[Start Recorded data]

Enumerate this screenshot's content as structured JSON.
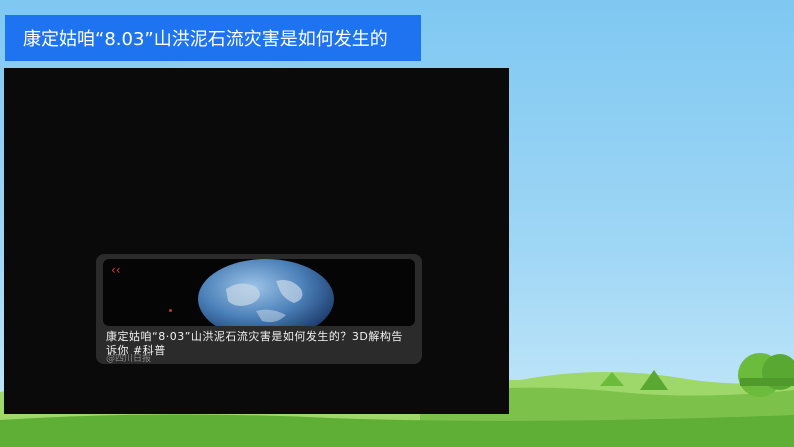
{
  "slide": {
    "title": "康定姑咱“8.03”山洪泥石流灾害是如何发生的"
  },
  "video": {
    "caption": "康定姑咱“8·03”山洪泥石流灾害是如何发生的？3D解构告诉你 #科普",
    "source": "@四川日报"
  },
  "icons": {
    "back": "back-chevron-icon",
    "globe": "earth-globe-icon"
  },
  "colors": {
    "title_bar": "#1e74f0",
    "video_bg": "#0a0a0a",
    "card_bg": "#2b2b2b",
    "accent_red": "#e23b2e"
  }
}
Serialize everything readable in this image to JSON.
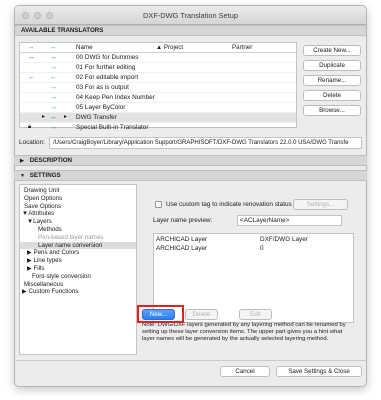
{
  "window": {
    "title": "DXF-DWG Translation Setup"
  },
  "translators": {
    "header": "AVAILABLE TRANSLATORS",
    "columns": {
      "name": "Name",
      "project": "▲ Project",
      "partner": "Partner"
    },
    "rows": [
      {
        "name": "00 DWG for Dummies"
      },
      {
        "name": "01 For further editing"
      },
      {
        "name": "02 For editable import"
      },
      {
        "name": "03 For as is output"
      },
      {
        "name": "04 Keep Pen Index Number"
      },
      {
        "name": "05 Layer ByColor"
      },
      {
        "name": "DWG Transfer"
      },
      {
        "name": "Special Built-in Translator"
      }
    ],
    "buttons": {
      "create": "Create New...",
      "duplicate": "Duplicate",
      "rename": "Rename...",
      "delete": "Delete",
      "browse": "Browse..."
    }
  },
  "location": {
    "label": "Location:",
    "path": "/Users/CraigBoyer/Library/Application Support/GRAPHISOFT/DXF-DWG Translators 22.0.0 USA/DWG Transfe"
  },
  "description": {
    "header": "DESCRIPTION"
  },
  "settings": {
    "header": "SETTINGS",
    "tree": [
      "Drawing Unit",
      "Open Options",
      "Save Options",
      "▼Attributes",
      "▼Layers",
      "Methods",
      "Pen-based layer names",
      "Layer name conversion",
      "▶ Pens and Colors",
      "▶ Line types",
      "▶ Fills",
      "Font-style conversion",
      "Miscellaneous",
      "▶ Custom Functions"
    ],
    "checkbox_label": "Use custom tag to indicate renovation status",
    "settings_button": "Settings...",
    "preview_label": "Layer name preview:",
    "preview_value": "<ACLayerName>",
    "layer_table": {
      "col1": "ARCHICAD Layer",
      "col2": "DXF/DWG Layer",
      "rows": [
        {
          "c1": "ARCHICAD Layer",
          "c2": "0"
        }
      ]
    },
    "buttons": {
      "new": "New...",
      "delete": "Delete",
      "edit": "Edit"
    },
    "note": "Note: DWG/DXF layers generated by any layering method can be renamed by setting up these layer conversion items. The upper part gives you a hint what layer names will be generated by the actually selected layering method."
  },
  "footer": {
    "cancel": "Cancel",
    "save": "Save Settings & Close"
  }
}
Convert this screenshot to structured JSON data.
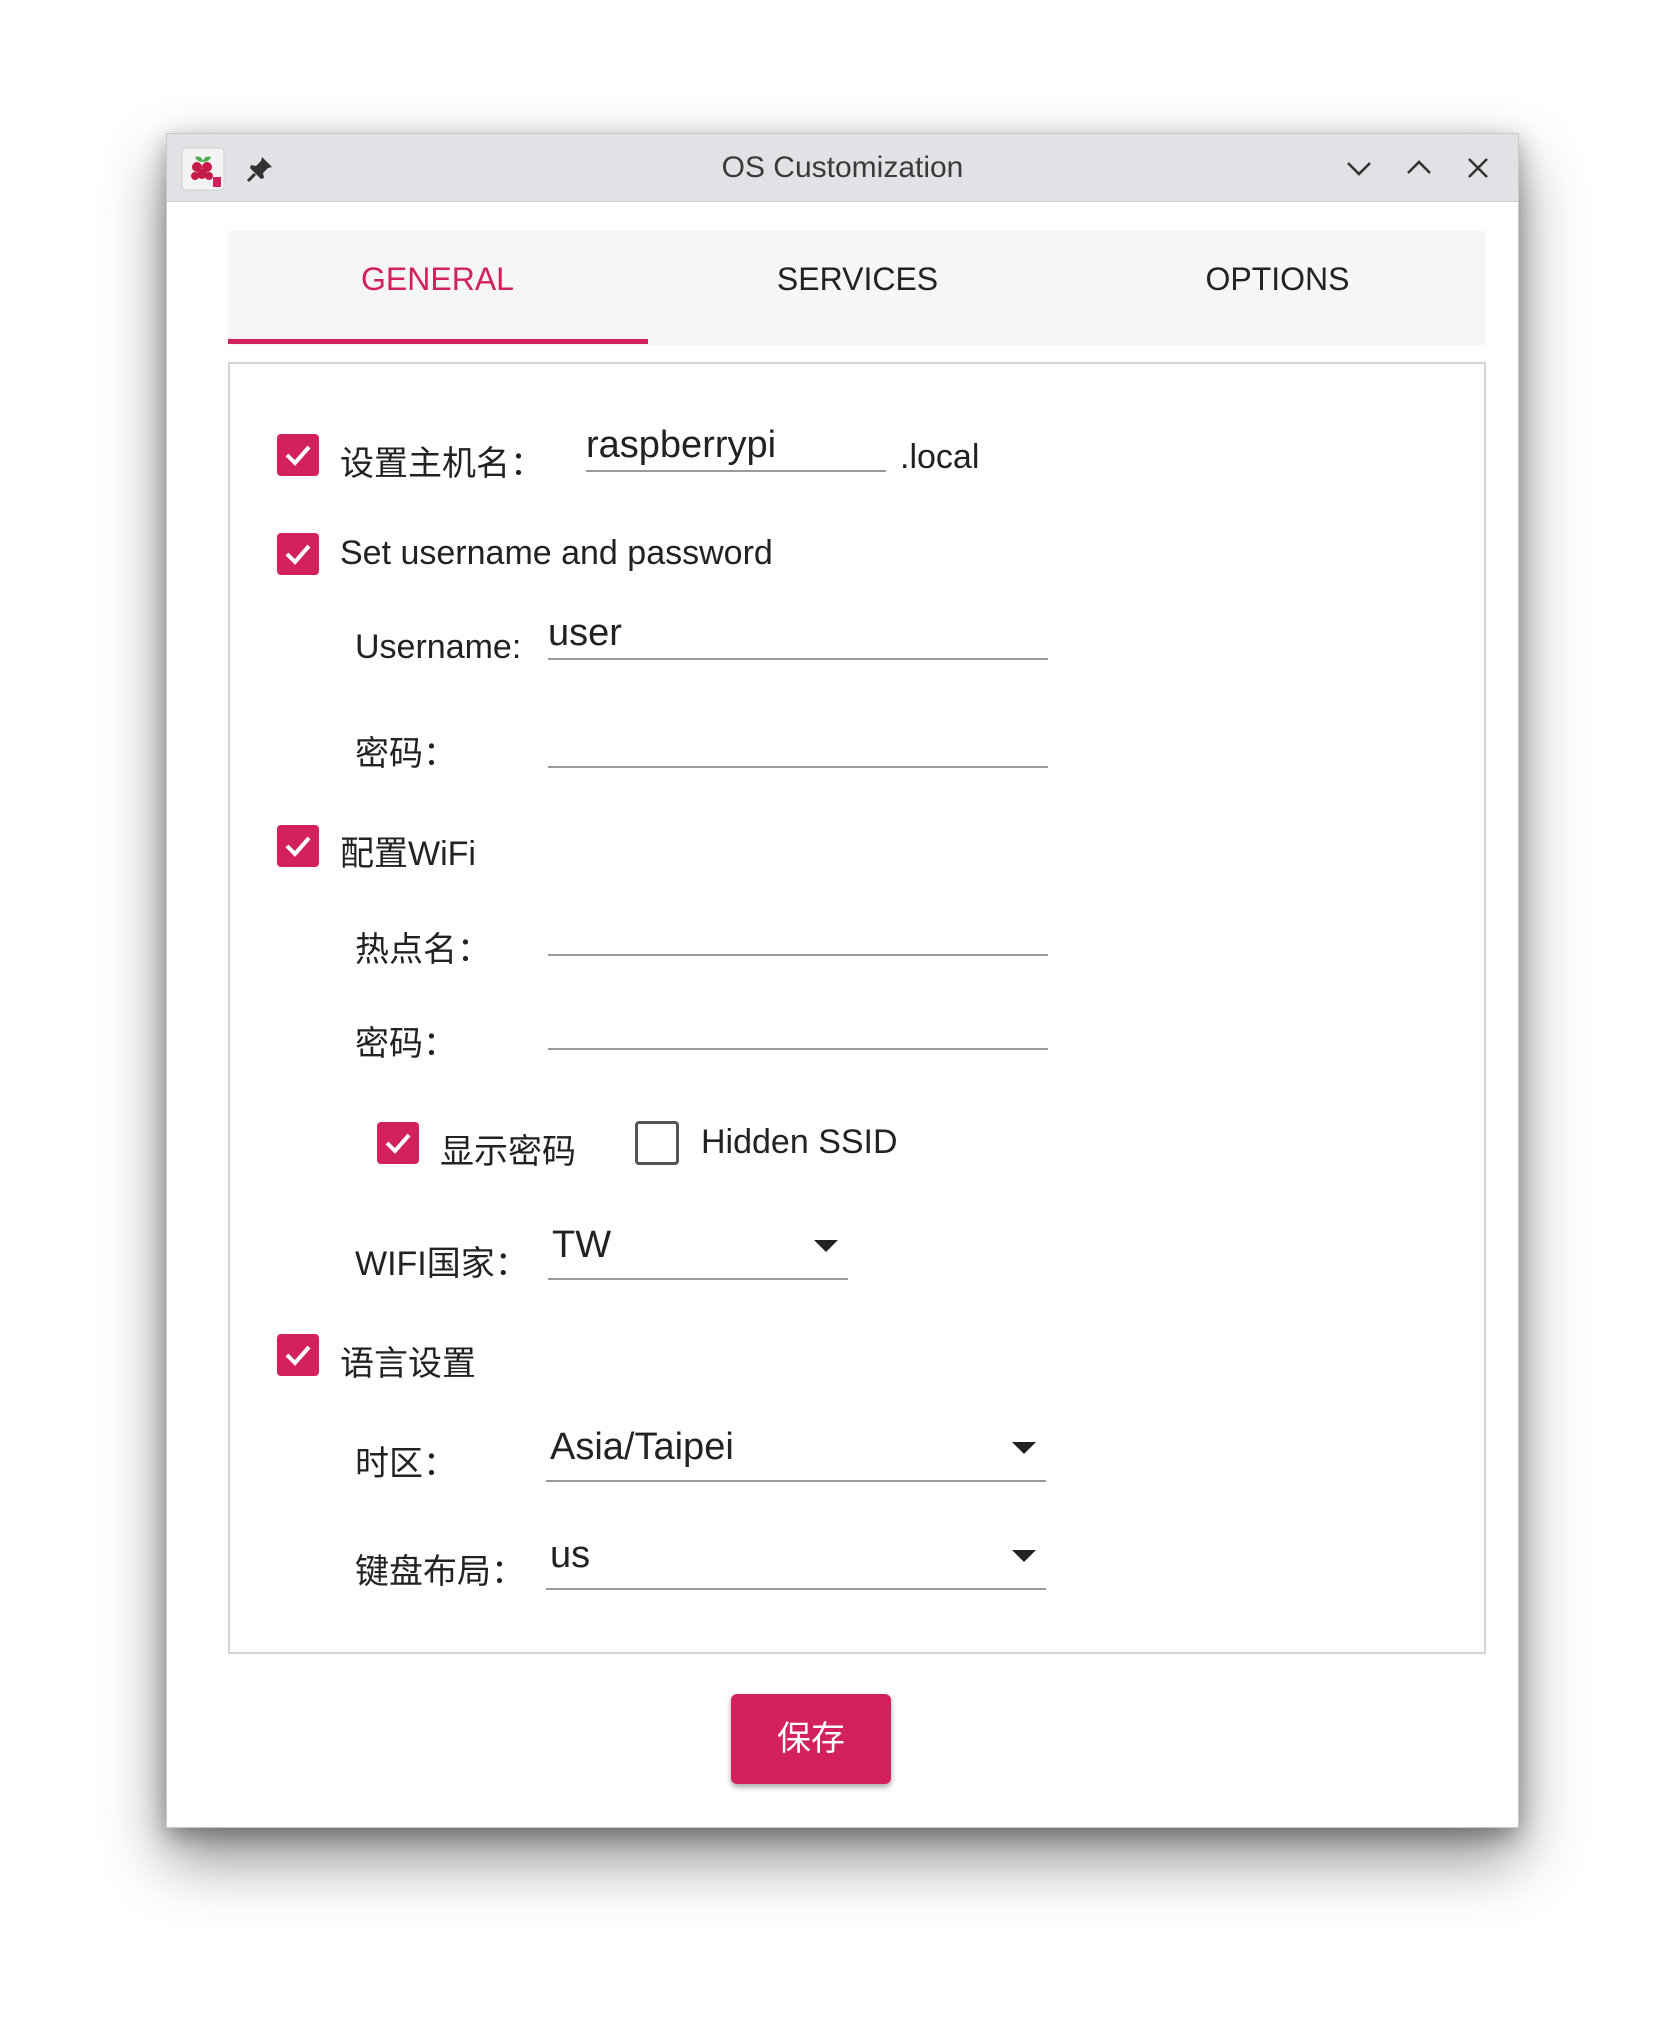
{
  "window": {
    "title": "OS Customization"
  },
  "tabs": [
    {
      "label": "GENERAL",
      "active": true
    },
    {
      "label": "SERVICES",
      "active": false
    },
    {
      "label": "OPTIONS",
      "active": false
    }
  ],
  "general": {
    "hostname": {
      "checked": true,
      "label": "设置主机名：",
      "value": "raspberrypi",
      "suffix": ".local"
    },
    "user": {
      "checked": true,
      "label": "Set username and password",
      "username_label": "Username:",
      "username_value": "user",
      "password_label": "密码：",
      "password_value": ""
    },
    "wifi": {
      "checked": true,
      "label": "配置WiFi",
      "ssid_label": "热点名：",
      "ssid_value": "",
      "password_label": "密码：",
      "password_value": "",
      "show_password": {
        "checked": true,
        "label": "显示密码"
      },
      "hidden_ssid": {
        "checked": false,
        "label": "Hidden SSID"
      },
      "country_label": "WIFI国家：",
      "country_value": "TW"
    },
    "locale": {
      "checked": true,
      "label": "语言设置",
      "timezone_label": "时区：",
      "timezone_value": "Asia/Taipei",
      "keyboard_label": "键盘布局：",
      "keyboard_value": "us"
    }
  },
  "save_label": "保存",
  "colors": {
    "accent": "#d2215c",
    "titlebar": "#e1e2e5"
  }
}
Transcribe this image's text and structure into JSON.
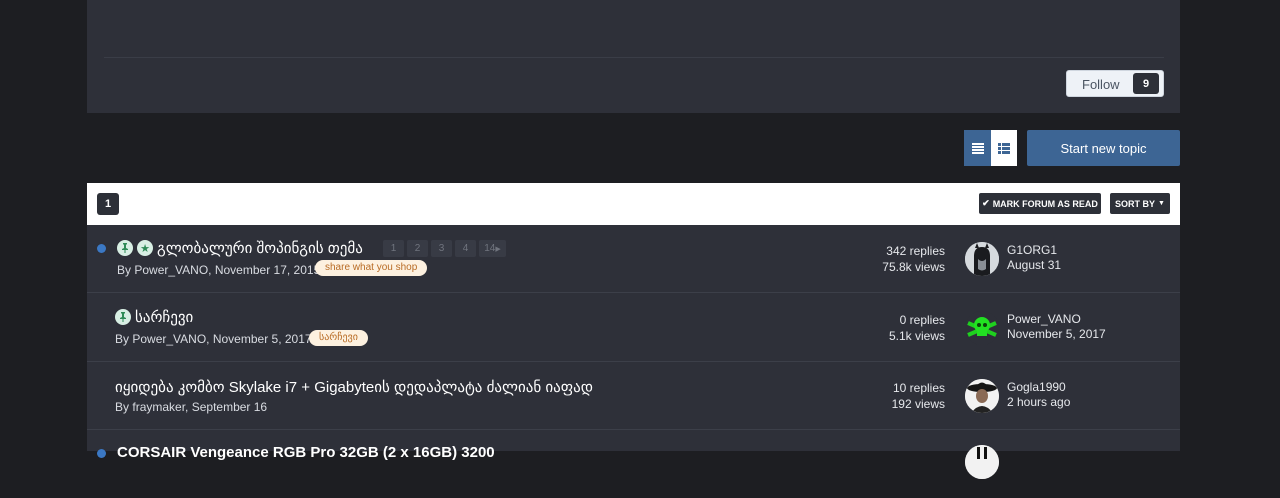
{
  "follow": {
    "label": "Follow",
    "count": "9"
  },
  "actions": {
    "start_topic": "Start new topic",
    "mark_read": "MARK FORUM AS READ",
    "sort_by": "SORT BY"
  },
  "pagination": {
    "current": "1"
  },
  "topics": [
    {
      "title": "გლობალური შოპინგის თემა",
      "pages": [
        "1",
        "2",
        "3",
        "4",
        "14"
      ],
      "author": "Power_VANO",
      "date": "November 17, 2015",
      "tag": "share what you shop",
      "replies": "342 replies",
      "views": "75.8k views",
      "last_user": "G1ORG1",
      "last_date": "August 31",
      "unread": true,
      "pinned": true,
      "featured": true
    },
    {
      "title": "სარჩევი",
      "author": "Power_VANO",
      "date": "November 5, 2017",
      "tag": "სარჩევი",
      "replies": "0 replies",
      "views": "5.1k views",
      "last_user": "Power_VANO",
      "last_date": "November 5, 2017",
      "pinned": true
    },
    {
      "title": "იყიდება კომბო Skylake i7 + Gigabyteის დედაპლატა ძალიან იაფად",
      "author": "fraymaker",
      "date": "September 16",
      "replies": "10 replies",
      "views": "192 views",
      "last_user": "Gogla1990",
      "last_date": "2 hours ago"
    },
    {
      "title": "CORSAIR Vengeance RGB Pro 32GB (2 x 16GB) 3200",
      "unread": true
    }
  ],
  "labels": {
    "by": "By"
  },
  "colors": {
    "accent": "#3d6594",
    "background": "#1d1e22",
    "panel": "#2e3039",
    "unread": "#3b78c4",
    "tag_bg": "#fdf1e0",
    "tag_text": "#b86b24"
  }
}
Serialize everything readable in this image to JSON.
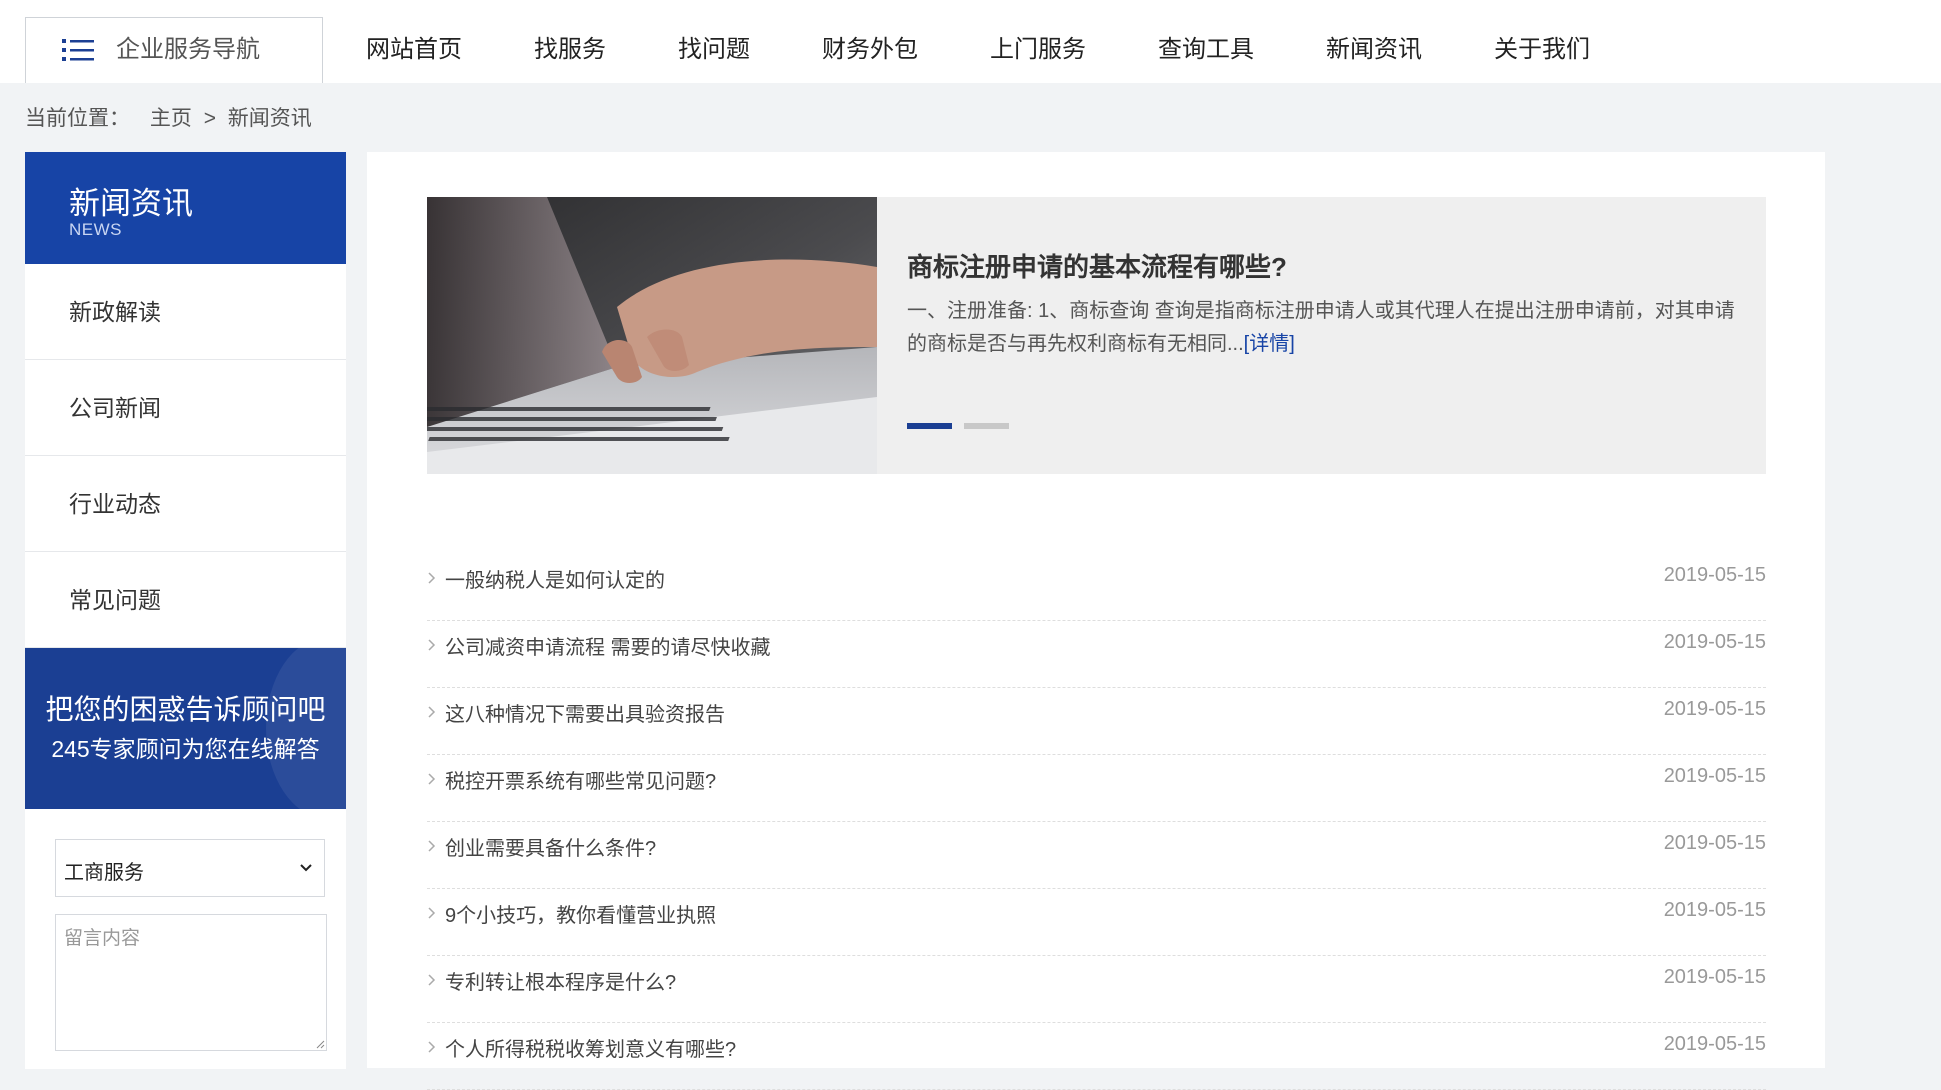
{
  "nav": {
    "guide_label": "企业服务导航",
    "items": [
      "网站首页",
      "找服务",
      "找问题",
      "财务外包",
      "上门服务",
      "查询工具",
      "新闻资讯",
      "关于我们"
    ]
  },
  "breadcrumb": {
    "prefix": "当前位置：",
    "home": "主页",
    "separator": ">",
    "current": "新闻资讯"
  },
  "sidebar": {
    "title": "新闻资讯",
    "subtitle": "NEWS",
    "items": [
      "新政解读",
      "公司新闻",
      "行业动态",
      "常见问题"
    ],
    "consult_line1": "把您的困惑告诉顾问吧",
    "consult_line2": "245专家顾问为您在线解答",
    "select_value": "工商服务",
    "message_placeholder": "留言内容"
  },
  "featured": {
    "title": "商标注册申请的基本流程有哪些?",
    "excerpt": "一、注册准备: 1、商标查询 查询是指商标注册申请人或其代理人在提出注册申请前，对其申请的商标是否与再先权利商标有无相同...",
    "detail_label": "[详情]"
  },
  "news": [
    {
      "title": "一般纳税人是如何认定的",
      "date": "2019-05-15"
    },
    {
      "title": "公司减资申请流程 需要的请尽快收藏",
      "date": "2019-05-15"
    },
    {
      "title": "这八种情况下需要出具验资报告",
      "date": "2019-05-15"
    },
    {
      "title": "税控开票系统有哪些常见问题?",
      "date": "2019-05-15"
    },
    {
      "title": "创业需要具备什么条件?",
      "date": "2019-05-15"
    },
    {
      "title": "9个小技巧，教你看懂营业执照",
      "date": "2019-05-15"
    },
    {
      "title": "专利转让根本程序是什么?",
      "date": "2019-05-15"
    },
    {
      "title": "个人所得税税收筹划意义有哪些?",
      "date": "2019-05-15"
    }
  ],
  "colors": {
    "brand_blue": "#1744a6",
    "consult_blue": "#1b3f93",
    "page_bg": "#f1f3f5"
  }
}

[End Recorded data]

→ **Given exercise**
Count up the lines in the listing that hold the word "true", and give that number only.

→ **Problem solution**
11